• _WHAT THE TASK ASKS_
Find every line containing the word "termination" and report the count, nothing more.

>> BEGIN EXTRACTED ENTRIES

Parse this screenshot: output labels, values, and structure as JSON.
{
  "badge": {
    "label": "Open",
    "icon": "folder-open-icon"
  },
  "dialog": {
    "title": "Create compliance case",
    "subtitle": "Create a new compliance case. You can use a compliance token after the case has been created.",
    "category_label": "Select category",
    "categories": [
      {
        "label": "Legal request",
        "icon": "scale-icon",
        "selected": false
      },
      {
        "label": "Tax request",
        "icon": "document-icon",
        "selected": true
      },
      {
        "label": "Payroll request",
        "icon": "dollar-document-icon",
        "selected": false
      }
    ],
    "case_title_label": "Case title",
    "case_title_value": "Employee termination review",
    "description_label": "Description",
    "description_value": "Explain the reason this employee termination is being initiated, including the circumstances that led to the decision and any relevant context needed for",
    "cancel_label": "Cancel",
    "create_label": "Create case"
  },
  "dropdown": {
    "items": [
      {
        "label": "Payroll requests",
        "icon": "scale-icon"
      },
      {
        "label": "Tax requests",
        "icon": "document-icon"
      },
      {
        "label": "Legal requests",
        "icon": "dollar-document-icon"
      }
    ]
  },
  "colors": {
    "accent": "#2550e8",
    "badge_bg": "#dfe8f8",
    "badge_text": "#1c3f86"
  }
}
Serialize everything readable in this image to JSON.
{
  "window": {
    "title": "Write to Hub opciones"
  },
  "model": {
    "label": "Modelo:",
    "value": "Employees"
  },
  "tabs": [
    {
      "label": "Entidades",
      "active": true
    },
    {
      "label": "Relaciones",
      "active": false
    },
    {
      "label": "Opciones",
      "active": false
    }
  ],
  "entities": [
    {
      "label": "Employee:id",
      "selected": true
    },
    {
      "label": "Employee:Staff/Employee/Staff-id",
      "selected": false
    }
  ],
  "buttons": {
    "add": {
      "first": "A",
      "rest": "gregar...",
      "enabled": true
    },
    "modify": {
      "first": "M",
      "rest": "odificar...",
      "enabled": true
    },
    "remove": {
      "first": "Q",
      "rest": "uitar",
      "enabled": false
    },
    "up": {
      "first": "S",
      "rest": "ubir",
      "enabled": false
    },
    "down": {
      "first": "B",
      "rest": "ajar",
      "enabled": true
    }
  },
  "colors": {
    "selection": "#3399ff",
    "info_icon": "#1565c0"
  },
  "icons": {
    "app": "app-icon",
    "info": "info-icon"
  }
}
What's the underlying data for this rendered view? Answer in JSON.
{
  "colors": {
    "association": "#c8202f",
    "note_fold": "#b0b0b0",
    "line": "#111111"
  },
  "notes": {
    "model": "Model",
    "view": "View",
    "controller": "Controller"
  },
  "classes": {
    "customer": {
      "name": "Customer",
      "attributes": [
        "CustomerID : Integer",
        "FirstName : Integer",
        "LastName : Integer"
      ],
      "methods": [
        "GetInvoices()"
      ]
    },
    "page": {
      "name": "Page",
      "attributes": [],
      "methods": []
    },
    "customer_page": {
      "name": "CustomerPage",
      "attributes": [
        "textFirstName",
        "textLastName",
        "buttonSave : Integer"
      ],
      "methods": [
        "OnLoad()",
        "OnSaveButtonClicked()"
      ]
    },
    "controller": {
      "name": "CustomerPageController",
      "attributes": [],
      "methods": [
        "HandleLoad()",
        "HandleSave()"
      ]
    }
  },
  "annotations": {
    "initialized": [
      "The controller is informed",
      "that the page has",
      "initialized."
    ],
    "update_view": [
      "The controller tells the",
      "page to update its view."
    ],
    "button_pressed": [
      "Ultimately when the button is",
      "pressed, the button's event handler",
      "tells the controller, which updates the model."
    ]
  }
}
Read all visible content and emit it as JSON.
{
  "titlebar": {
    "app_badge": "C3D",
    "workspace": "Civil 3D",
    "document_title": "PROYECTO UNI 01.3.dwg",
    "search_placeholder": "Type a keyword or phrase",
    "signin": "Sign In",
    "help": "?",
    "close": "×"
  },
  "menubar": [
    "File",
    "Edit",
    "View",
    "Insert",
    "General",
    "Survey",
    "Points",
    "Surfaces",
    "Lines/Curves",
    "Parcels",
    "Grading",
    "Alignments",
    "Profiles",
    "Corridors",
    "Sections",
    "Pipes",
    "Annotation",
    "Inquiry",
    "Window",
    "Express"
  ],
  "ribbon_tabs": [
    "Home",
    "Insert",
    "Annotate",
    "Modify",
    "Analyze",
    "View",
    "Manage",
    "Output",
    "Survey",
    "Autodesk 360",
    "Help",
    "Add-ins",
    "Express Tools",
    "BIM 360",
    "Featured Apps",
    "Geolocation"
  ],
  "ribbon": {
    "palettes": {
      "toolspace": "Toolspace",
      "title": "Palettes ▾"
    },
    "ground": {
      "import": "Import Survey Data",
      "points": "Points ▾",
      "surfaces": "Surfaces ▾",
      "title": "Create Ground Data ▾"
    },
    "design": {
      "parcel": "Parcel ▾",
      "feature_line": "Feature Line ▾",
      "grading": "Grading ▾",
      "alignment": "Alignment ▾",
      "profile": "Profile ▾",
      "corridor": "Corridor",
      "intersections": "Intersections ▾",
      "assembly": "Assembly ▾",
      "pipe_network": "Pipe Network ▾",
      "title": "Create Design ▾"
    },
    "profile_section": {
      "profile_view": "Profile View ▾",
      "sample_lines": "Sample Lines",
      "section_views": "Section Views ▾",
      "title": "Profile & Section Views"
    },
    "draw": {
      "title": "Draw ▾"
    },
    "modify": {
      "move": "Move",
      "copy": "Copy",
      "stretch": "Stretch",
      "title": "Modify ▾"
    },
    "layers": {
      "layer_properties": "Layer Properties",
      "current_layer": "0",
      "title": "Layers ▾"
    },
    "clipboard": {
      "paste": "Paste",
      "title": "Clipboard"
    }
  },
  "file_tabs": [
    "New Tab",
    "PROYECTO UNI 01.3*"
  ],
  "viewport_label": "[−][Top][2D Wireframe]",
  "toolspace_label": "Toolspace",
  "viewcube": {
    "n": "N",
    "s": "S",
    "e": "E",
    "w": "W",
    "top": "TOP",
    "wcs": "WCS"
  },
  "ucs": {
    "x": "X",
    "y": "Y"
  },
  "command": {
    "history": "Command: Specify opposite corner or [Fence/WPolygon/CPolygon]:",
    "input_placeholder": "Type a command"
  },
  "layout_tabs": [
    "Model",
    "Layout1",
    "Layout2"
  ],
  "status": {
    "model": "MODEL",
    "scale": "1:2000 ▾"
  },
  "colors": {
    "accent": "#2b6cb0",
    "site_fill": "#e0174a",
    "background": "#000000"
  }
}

>> END EXTRACTED ENTRIES

• _RESULT OF THE TASK_
2